◆ **Directions for this task**
Show every line in the records below that contains the word "from".

=====

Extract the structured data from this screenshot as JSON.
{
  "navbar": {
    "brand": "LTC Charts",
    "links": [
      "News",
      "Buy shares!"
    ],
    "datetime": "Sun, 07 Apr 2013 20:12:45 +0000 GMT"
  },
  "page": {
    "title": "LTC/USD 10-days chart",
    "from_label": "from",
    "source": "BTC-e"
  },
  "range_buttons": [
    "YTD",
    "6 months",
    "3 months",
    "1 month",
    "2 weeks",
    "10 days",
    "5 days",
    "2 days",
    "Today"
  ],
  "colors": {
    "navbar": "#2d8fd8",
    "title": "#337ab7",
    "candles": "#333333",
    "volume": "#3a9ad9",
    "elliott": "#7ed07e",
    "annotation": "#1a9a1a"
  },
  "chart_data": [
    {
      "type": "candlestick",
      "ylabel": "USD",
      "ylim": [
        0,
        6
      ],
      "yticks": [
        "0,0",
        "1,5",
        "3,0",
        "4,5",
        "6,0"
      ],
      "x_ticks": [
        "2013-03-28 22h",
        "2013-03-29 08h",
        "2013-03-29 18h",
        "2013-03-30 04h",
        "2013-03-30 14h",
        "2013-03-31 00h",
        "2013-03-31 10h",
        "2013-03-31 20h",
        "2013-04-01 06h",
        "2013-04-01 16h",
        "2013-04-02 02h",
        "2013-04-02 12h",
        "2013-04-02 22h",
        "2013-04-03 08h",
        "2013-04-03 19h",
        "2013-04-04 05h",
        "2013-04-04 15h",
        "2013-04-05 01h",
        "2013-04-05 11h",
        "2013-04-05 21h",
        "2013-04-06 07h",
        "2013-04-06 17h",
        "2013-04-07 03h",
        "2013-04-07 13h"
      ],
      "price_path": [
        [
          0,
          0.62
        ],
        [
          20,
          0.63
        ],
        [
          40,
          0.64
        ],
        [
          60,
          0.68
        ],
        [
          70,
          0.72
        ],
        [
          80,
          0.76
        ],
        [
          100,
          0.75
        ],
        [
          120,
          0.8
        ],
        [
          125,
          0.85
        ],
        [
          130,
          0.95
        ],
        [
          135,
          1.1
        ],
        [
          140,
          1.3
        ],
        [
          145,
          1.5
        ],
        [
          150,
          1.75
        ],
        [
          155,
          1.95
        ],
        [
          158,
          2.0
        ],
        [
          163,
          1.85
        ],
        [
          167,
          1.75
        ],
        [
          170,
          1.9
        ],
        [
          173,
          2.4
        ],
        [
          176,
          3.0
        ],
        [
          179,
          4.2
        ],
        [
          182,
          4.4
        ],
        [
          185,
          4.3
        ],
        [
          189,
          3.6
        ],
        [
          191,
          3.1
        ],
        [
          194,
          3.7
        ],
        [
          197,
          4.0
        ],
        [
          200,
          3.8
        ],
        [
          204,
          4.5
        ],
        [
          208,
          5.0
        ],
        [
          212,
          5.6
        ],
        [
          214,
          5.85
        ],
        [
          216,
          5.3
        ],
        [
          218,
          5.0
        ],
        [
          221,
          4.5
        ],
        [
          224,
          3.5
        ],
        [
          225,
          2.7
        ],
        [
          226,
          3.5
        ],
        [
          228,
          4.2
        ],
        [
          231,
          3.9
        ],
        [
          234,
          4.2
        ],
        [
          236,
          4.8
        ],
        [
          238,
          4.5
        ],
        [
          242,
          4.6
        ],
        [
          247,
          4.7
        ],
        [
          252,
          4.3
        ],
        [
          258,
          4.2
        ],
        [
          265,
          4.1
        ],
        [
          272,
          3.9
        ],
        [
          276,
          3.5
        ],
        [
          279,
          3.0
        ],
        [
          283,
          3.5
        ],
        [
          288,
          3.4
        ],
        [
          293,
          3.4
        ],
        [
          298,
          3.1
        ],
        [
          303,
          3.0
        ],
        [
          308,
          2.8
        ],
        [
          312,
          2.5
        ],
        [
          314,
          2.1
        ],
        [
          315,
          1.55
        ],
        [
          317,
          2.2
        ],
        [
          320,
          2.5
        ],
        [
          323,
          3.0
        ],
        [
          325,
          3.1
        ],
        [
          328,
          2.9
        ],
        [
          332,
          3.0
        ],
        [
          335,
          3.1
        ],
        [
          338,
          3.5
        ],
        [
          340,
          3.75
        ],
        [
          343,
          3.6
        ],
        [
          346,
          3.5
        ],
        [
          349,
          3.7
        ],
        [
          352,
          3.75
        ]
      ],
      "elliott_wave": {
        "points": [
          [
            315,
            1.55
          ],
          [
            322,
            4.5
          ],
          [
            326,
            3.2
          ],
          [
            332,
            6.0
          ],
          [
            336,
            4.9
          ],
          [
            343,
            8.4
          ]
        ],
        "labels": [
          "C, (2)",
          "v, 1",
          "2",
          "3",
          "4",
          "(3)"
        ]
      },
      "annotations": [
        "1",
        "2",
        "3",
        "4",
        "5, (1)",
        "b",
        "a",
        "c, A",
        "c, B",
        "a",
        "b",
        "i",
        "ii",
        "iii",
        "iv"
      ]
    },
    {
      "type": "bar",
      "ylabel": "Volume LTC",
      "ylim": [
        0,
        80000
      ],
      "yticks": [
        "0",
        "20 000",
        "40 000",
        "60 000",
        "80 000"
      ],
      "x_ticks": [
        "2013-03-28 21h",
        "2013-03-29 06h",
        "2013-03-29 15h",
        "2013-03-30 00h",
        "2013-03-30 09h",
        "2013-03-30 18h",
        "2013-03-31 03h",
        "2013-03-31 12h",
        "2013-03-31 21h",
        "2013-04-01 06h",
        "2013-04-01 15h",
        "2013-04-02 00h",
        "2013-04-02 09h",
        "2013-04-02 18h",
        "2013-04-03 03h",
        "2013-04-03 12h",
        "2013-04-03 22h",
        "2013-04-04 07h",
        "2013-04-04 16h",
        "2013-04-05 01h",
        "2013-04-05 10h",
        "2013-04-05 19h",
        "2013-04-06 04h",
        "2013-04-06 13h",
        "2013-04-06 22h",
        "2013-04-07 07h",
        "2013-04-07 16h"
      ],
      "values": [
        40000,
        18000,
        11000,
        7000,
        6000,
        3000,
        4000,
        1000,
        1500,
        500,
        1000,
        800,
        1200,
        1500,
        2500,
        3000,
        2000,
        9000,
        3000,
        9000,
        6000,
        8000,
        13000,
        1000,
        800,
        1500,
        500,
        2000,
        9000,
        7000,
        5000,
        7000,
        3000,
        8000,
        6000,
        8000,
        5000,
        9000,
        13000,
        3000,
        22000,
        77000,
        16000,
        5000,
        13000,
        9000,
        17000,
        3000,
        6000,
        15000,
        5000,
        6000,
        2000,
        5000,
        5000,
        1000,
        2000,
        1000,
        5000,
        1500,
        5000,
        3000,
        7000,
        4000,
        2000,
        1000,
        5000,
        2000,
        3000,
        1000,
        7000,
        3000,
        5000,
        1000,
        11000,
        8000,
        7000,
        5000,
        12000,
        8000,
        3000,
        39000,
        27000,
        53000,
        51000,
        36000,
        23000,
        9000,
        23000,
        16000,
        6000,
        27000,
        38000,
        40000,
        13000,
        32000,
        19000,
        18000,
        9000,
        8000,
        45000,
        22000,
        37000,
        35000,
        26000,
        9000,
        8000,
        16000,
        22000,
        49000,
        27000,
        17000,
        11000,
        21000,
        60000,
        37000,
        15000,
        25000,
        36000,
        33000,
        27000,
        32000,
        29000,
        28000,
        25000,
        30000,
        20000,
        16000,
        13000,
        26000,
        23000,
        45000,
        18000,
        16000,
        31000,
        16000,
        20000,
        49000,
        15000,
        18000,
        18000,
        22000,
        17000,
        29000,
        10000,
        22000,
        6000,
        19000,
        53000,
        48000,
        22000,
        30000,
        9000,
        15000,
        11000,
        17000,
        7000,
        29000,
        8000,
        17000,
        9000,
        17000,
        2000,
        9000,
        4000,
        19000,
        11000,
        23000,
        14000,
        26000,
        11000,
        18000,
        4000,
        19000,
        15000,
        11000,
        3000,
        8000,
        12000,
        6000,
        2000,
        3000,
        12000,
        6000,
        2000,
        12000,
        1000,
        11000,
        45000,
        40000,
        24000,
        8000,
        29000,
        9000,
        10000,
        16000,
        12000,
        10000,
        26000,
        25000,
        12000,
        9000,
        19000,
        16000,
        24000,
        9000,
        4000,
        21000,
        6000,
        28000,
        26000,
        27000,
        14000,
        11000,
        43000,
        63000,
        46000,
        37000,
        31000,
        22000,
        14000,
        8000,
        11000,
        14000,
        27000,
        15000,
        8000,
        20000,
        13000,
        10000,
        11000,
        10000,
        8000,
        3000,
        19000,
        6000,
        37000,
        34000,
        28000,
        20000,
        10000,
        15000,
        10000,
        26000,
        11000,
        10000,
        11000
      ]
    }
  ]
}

=====

◆ **Exercise result**
Extract the structured data from this screenshot as JSON.
    "from_label": "from",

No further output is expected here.